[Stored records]
* * * * * * * * *

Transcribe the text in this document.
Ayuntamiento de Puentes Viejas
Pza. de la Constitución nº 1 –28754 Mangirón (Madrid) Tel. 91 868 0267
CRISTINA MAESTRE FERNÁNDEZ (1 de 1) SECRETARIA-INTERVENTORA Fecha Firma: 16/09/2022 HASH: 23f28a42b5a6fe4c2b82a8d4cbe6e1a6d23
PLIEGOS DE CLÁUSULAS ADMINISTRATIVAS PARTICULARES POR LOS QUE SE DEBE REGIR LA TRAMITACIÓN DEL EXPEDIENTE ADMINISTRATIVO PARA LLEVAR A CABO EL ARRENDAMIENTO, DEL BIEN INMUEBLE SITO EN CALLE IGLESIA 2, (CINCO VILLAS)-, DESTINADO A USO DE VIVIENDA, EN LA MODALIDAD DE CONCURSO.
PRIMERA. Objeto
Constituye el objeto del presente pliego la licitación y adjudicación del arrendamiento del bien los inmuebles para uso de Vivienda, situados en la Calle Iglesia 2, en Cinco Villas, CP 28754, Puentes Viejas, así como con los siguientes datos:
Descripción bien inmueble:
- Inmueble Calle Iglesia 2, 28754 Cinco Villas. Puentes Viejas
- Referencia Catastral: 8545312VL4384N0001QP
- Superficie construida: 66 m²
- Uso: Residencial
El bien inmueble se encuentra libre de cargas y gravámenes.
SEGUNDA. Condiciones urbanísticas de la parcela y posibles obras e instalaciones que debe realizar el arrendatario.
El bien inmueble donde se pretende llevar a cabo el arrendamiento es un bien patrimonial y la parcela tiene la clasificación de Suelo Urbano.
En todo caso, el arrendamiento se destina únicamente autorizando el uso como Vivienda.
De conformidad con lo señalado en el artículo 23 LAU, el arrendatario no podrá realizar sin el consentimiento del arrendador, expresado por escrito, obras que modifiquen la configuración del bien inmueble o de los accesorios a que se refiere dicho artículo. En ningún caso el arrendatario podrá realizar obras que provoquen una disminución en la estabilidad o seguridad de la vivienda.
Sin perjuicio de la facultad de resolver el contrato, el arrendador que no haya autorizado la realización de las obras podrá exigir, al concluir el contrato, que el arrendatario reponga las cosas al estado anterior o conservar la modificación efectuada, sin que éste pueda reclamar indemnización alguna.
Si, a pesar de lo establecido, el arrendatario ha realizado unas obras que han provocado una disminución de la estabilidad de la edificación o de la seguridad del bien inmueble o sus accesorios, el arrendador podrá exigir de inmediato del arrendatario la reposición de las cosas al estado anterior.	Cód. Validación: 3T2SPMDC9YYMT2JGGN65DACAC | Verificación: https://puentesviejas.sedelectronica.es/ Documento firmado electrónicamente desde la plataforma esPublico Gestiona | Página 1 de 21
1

* * * * * * * * *

■ **Set problem**
Please quote the records above exactly, without skipping a line.

■ **Task output**
Transcribe the text in this document.
Ayuntamiento de Puentes Viejas
Pza. de la Constitución nº 1 –28754 Mangirón (Madrid) Tel. 91 868 0267
CRISTINA MAESTRE FERNÁNDEZ (1 de 1) SECRETARIA-INTERVENTORA Fecha Firma: 16/09/2022 HASH: 23f28a42b5a6fe4c2b82a8d4cbe6e1a6d23
PLIEGOS DE CLÁUSULAS ADMINISTRATIVAS PARTICULARES POR LOS QUE SE DEBE REGIR LA TRAMITACIÓN DEL EXPEDIENTE ADMINISTRATIVO PARA LLEVAR A CABO EL ARRENDAMIENTO, DEL BIEN INMUEBLE SITO EN CALLE IGLESIA 2, (CINCO VILLAS)-, DESTINADO A USO DE VIVIENDA, EN LA MODALIDAD DE CONCURSO.
PRIMERA. Objeto
Constituye el objeto del presente pliego la licitación y adjudicación del arrendamiento del bien los inmuebles para uso de Vivienda, situados en la Calle Iglesia 2, en Cinco Villas, CP 28754, Puentes Viejas, así como con los siguientes datos:
Descripción bien inmueble:
- Inmueble Calle Iglesia 2, 28754 Cinco Villas. Puentes Viejas
- Referencia Catastral: 8545312VL4384N0001QP
- Superficie construida: 66 m²
- Uso: Residencial
El bien inmueble se encuentra libre de cargas y gravámenes.
SEGUNDA. Condiciones urbanísticas de la parcela y posibles obras e instalaciones que debe realizar el arrendatario.
El bien inmueble donde se pretende llevar a cabo el arrendamiento es un bien patrimonial y la parcela tiene la clasificación de Suelo Urbano.
En todo caso, el arrendamiento se destina únicamente autorizando el uso como Vivienda.
De conformidad con lo señalado en el artículo 23 LAU, el arrendatario no podrá realizar sin el consentimiento del arrendador, expresado por escrito, obras que modifiquen la configuración del bien inmueble o de los accesorios a que se refiere dicho artículo. En ningún caso el arrendatario podrá realizar obras que provoquen una disminución en la estabilidad o seguridad de la vivienda.
Sin perjuicio de la facultad de resolver el contrato, el arrendador que no haya autorizado la realización de las obras podrá exigir, al concluir el contrato, que el arrendatario reponga las cosas al estado anterior o conservar la modificación efectuada, sin que éste pueda reclamar indemnización alguna.
Si, a pesar de lo establecido, el arrendatario ha realizado unas obras que han provocado una disminución de la estabilidad de la edificación o de la seguridad del bien inmueble o sus accesorios, el arrendador podrá exigir de inmediato del arrendatario la reposición de las cosas al estado anterior.	Cód. Validación: 3T2SPMDC9YYMT2JGGN65DACAC | Verificación: https://puentesviejas.sedelectronica.es/ Documento firmado electrónicamente desde la plataforma esPublico Gestiona | Página 1 de 21
1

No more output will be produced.